# Task to carry out
Count the lines in the entries below that include the word "ffffff". Give nothing but the number.

============

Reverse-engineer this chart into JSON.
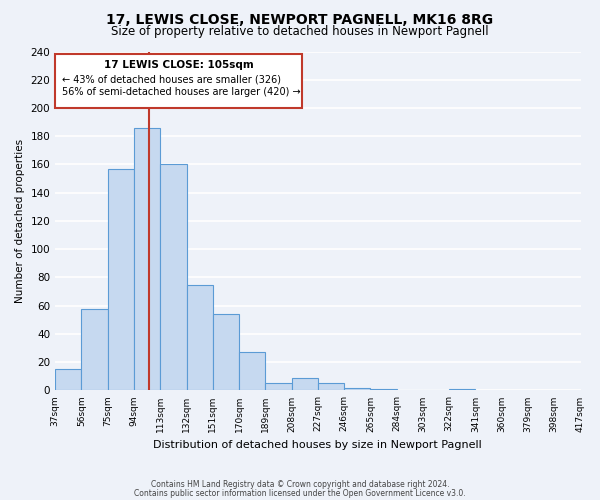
{
  "title": "17, LEWIS CLOSE, NEWPORT PAGNELL, MK16 8RG",
  "subtitle": "Size of property relative to detached houses in Newport Pagnell",
  "xlabel": "Distribution of detached houses by size in Newport Pagnell",
  "ylabel": "Number of detached properties",
  "bar_values": [
    15,
    58,
    157,
    186,
    160,
    75,
    54,
    27,
    5,
    9,
    5,
    2,
    1,
    0,
    0,
    1
  ],
  "bin_labels": [
    "37sqm",
    "56sqm",
    "75sqm",
    "94sqm",
    "113sqm",
    "132sqm",
    "151sqm",
    "170sqm",
    "189sqm",
    "208sqm",
    "227sqm",
    "246sqm",
    "265sqm",
    "284sqm",
    "303sqm",
    "322sqm",
    "341sqm",
    "360sqm",
    "379sqm",
    "398sqm",
    "417sqm"
  ],
  "bin_edges": [
    37,
    56,
    75,
    94,
    113,
    132,
    151,
    170,
    189,
    208,
    227,
    246,
    265,
    284,
    303,
    322,
    341,
    360,
    379,
    398,
    417
  ],
  "bar_color": "#c6d9f0",
  "bar_edge_color": "#5b9bd5",
  "property_line_x": 105,
  "property_line_color": "#c0392b",
  "ylim": [
    0,
    240
  ],
  "yticks": [
    0,
    20,
    40,
    60,
    80,
    100,
    120,
    140,
    160,
    180,
    200,
    220,
    240
  ],
  "annotation_title": "17 LEWIS CLOSE: 105sqm",
  "annotation_line1": "← 43% of detached houses are smaller (326)",
  "annotation_line2": "56% of semi-detached houses are larger (420) →",
  "annotation_box_color": "#ffffff",
  "annotation_box_edge": "#c0392b",
  "footer_line1": "Contains HM Land Registry data © Crown copyright and database right 2024.",
  "footer_line2": "Contains public sector information licensed under the Open Government Licence v3.0.",
  "background_color": "#eef2f9",
  "grid_color": "#ffffff",
  "title_fontsize": 10,
  "subtitle_fontsize": 8.5
}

============

# Exercise output
2